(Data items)

§

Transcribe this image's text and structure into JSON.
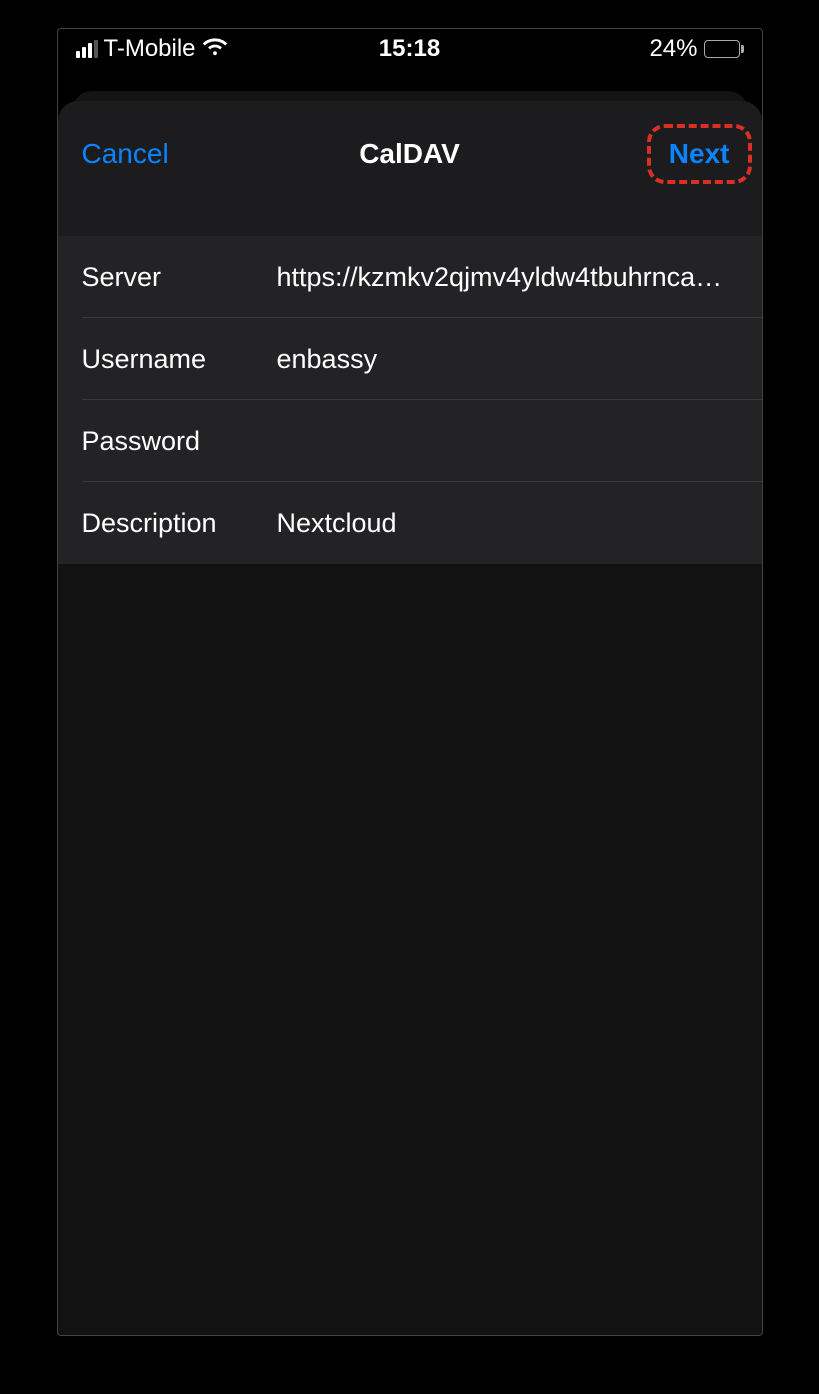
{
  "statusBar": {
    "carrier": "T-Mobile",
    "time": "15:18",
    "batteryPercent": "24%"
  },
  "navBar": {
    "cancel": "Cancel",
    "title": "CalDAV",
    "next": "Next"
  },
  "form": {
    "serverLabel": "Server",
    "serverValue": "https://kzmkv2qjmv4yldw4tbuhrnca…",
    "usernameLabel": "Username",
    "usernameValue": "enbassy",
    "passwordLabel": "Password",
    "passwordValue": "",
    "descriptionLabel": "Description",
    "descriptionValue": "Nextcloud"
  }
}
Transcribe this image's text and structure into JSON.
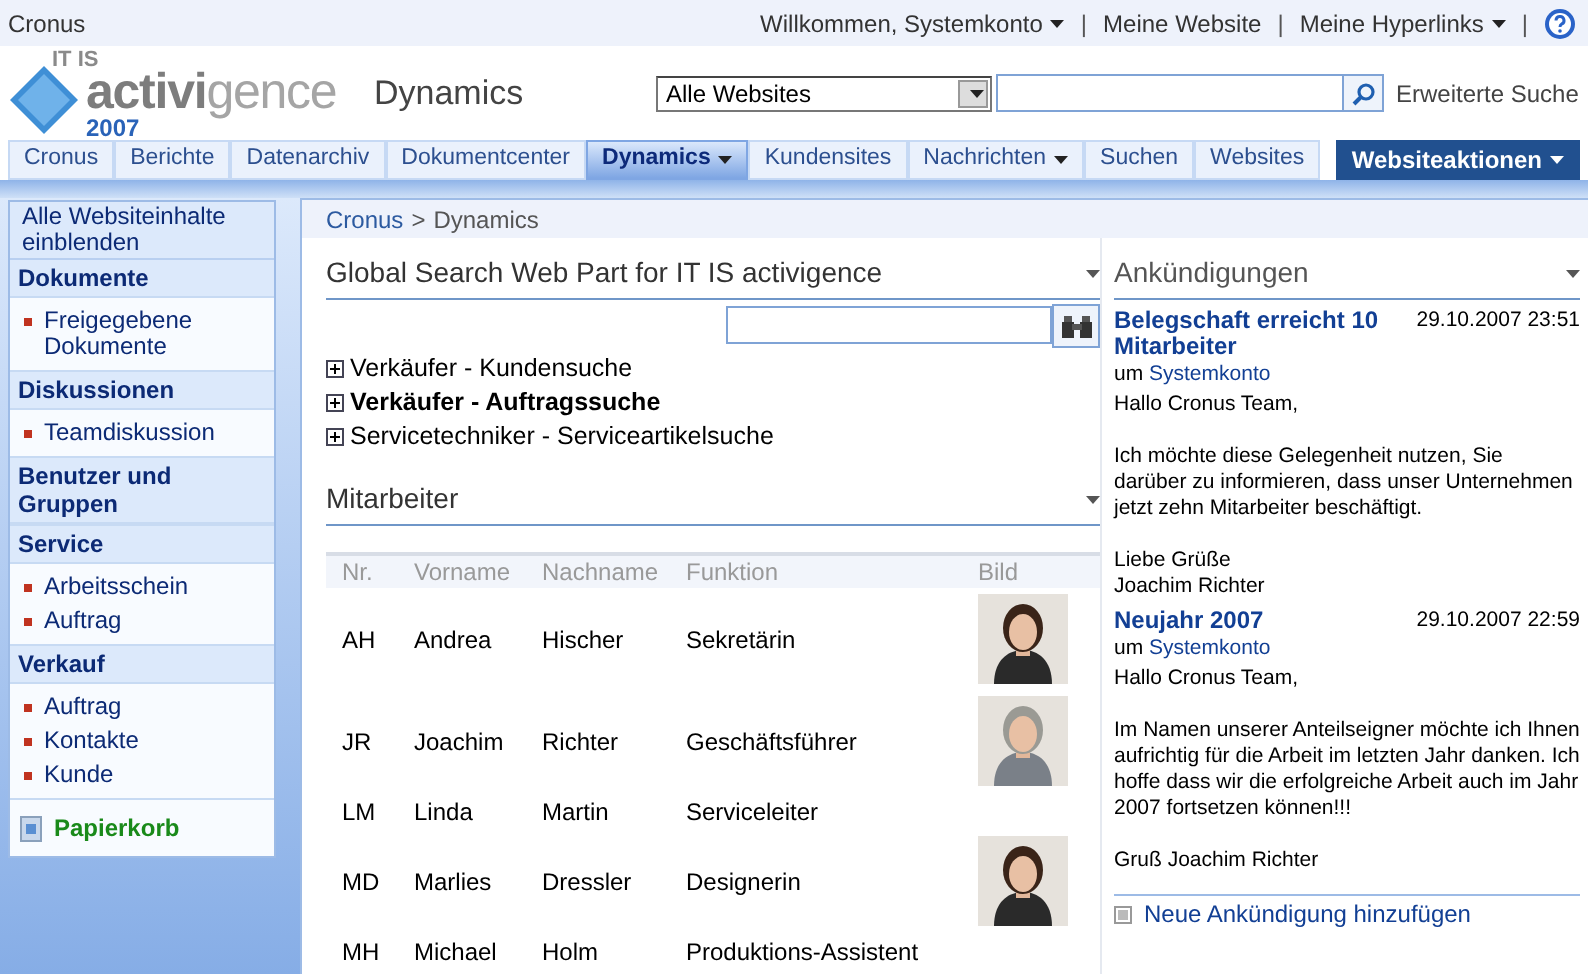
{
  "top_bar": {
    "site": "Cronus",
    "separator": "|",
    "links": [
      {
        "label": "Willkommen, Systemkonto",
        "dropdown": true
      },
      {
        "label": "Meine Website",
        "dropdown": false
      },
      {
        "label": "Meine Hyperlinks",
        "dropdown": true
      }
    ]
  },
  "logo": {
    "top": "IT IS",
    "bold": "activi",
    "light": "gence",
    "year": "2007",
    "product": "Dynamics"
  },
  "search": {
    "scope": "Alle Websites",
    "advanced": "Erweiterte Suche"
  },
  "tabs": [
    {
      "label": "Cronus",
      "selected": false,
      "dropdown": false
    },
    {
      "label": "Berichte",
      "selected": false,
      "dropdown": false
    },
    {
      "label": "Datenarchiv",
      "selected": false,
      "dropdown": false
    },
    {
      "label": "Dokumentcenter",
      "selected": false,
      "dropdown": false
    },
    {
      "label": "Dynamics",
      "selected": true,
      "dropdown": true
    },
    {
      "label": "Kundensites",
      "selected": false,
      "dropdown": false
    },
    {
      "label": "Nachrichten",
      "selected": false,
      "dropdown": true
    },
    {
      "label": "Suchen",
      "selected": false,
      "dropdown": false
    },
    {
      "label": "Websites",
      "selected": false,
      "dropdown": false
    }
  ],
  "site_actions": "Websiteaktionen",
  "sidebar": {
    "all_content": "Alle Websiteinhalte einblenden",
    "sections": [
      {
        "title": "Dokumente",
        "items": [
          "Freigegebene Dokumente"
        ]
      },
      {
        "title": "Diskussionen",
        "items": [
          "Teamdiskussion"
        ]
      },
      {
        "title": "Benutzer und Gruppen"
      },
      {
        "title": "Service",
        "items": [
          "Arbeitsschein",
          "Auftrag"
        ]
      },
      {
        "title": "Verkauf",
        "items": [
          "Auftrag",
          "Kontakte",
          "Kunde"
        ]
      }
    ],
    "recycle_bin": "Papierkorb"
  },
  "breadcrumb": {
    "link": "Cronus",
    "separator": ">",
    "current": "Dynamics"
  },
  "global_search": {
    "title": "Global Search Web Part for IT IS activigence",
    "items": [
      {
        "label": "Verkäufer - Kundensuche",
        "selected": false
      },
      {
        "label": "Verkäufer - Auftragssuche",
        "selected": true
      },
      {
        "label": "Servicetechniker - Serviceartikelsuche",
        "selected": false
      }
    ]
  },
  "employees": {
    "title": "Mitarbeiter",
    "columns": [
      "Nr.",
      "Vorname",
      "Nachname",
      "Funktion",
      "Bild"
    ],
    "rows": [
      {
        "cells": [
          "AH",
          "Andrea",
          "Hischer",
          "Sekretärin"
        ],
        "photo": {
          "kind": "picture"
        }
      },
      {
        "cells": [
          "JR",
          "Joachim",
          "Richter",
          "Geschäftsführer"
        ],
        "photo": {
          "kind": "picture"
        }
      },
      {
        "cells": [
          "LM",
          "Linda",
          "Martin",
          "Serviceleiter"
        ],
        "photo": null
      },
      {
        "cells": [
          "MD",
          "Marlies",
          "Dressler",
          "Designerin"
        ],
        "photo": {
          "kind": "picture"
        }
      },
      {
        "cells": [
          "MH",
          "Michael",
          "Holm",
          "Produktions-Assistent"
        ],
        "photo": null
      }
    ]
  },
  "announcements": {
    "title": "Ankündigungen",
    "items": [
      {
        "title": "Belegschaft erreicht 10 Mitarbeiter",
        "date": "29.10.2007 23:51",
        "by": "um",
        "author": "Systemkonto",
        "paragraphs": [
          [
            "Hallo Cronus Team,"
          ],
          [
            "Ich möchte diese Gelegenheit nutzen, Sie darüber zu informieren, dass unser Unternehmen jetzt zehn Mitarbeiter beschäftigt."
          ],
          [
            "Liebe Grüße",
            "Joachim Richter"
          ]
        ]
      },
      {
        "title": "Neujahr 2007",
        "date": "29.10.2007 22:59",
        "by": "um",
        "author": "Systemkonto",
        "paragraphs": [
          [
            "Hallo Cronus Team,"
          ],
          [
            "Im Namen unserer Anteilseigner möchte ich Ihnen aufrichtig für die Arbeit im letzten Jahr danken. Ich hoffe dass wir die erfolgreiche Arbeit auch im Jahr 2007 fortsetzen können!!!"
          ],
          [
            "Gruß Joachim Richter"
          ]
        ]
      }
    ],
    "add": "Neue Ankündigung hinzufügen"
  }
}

§

● **What is required**
From the data above, gather every line that includes the word "Dynamics".

● **Response to this exercise**
    "product": "Dynamics"
      "label": "Dynamics",
    "current": "Dynamics"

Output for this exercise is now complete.